Task goal — Determine which lines contain the word "Federation", then copy those lines.

Saved data entries
--- BEGIN ---
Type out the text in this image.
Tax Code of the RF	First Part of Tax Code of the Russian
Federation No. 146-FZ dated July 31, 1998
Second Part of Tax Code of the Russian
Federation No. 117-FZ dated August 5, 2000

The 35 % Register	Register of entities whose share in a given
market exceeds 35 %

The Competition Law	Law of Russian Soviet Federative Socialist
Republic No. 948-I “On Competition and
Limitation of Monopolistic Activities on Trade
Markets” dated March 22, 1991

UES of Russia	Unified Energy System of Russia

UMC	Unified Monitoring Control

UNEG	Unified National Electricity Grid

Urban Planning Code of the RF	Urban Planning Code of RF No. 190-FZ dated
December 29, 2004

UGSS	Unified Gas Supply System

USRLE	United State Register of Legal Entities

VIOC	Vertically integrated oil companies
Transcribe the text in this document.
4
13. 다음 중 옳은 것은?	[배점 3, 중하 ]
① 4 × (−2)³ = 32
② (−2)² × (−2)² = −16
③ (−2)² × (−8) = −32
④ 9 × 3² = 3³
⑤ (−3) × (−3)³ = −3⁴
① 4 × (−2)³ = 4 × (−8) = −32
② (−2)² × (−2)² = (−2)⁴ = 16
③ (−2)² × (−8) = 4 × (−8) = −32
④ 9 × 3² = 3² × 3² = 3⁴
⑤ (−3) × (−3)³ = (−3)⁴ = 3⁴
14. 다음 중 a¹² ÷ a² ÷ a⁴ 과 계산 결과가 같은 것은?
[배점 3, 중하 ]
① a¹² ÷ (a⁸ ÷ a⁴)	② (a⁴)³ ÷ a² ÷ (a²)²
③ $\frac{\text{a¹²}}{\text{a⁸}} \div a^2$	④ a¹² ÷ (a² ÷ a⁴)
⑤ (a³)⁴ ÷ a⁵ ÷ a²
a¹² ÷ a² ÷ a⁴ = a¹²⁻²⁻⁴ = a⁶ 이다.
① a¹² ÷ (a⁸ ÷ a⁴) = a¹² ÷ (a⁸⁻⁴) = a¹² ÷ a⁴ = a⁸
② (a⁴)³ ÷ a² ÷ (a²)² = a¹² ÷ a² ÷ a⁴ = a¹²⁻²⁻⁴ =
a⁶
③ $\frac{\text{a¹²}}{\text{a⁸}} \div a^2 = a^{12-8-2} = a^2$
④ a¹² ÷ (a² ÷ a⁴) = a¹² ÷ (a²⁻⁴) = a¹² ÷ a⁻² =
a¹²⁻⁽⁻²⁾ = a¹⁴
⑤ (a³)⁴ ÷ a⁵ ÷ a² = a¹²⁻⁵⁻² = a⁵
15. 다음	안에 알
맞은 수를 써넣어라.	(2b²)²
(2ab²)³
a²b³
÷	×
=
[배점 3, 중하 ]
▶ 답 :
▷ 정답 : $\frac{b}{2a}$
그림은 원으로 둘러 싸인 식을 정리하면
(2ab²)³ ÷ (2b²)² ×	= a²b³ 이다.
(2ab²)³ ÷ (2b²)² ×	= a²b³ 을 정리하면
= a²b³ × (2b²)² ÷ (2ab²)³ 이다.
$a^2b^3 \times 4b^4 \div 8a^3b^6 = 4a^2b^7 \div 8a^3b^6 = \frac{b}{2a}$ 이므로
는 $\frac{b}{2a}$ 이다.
--- END ---
Output for this exercise —
Federation No. 146-FZ dated July 31, 1998
Federation No. 117-FZ dated August 5, 2000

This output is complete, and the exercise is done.